(Collection entries)
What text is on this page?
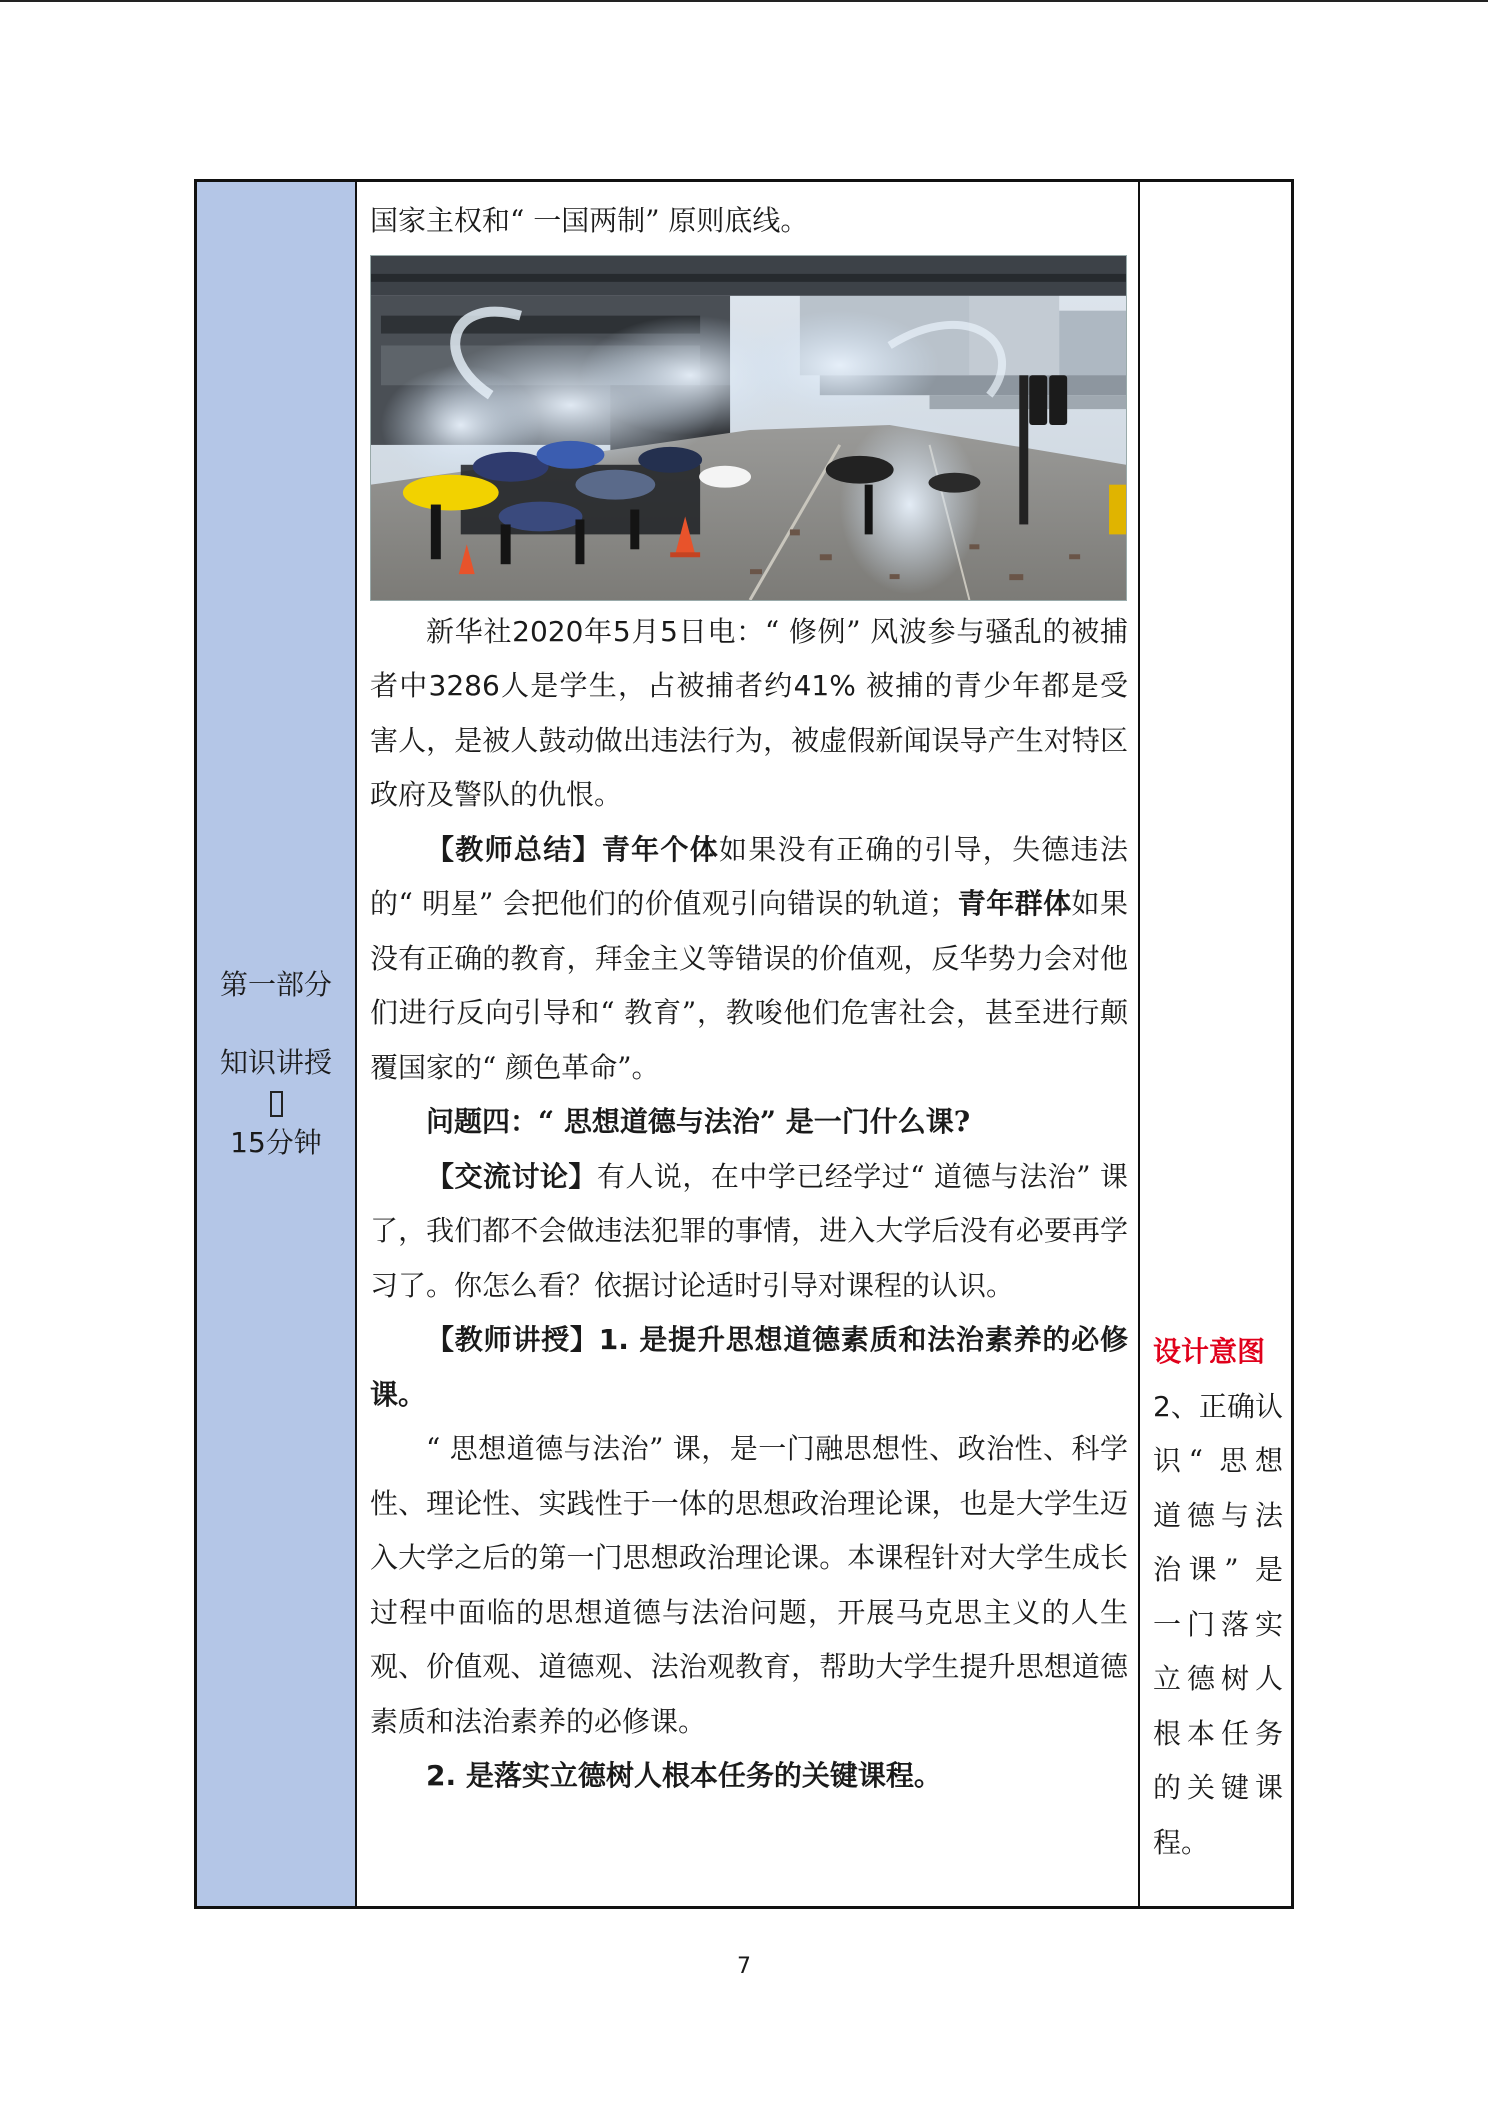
第一部分
知识讲授
15分钟

国家主权和“ 一国两制” 原则底线。

新华社2020年5月5日电：“ 修例” 风波参与骚乱的被捕者中3286人是学生，占被捕者约41% 被捕的青少年都是受害人，是被人鼓动做出违法行为，被虚假新闻误导产生对特区政府及警队的仇恨。

【教师总结】青年个体如果没有正确的引导，失德违法的“ 明星” 会把他们的价值观引向错误的轨道；青年群体如果没有正确的教育，拜金主义等错误的价值观，反华势力会对他们进行反向引导和“ 教育”，教唆他们危害社会，甚至进行颠覆国家的“ 颜色革命”。

问题四：“ 思想道德与法治” 是一门什么课?

【交流讨论】有人说，在中学已经学过“ 道德与法治” 课了，我们都不会做违法犯罪的事情，进入大学后没有必要再学习了。你怎么看？依据讨论适时引导对课程的认识。

【教师讲授】1. 是提升思想道德素质和法治素养的必修课。

“ 思想道德与法治” 课，是一门融思想性、政治性、科学性、理论性、实践性于一体的思想政治理论课，也是大学生迈入大学之后的第一门思想政治理论课。本课程针对大学生成长过程中面临的思想道德与法治问题，开展马克思主义的人生观、价值观、道德观、法治观教育，帮助大学生提升思想道德素质和法治素养的必修课。

2. 是落实立德树人根本任务的关键课程。

设计意图
2、正确认识“ 思想道德与法治课” 是一门落实立德树人根本任务的关键课程。
7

» **WHAT TO DO**
Restate the records word for word, omitting images.

» **ANSWER BELOW**
What text is on this page?
第一部分
知识讲授
15分钟

国家主权和“ 一国两制” 原则底线。

新华社2020年5月5日电：“ 修例” 风波参与骚乱的被捕者中3286人是学生，占被捕者约41% 被捕的青少年都是受害人，是被人鼓动做出违法行为，被虚假新闻误导产生对特区政府及警队的仇恨。

【教师总结】青年个体如果没有正确的引导，失德违法的“ 明星” 会把他们的价值观引向错误的轨道；青年群体如果没有正确的教育，拜金主义等错误的价值观，反华势力会对他们进行反向引导和“ 教育”，教唆他们危害社会，甚至进行颠覆国家的“ 颜色革命”。

问题四：“ 思想道德与法治” 是一门什么课?

【交流讨论】有人说，在中学已经学过“ 道德与法治” 课了，我们都不会做违法犯罪的事情，进入大学后没有必要再学习了。你怎么看？依据讨论适时引导对课程的认识。

【教师讲授】1. 是提升思想道德素质和法治素养的必修课。

“ 思想道德与法治” 课，是一门融思想性、政治性、科学性、理论性、实践性于一体的思想政治理论课，也是大学生迈入大学之后的第一门思想政治理论课。本课程针对大学生成长过程中面临的思想道德与法治问题，开展马克思主义的人生观、价值观、道德观、法治观教育，帮助大学生提升思想道德素质和法治素养的必修课。

2. 是落实立德树人根本任务的关键课程。

设计意图
2、正确认识“ 思想道德与法治课” 是一门落实立德树人根本任务的关键课程。
7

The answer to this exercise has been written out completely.